● **TASK GOAL**
Return all of the data exactly as written, without the pictures.

● **DATA SHOWN**
────────────────────
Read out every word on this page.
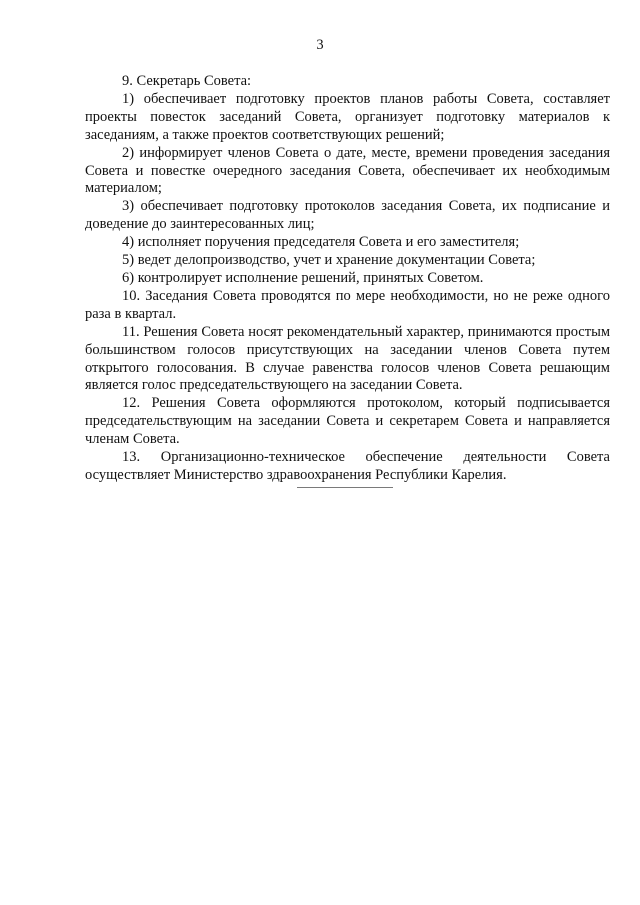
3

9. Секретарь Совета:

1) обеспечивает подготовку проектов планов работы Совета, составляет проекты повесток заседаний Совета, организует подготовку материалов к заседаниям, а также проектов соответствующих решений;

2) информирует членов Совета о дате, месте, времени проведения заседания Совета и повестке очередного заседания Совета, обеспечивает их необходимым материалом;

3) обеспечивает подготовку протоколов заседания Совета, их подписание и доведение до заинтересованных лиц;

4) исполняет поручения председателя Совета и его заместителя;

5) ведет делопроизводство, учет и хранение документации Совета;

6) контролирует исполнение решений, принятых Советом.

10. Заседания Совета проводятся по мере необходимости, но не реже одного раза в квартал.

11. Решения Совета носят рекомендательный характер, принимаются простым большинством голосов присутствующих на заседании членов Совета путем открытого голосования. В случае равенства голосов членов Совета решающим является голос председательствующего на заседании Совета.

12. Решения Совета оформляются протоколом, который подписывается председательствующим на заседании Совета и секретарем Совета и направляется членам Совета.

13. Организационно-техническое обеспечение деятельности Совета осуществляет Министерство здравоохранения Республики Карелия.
────────────────────
● **THE RESPONSE**
Read out every word on this page.
3

9. Секретарь Совета:

1) обеспечивает подготовку проектов планов работы Совета, составляет проекты повесток заседаний Совета, организует подготовку материалов к заседаниям, а также проектов соответствующих решений;

2) информирует членов Совета о дате, месте, времени проведения заседания Совета и повестке очередного заседания Совета, обеспечивает их необходимым материалом;

3) обеспечивает подготовку протоколов заседания Совета, их подписание и доведение до заинтересованных лиц;

4) исполняет поручения председателя Совета и его заместителя;

5) ведет делопроизводство, учет и хранение документации Совета;

6) контролирует исполнение решений, принятых Советом.

10. Заседания Совета проводятся по мере необходимости, но не реже одного раза в квартал.

11. Решения Совета носят рекомендательный характер, принимаются простым большинством голосов присутствующих на заседании членов Совета путем открытого голосования. В случае равенства голосов членов Совета решающим является голос председательствующего на заседании Совета.

12. Решения Совета оформляются протоколом, который подписывается председательствующим на заседании Совета и секретарем Совета и направляется членам Совета.

13. Организационно-техническое обеспечение деятельности Совета осуществляет Министерство здравоохранения Республики Карелия.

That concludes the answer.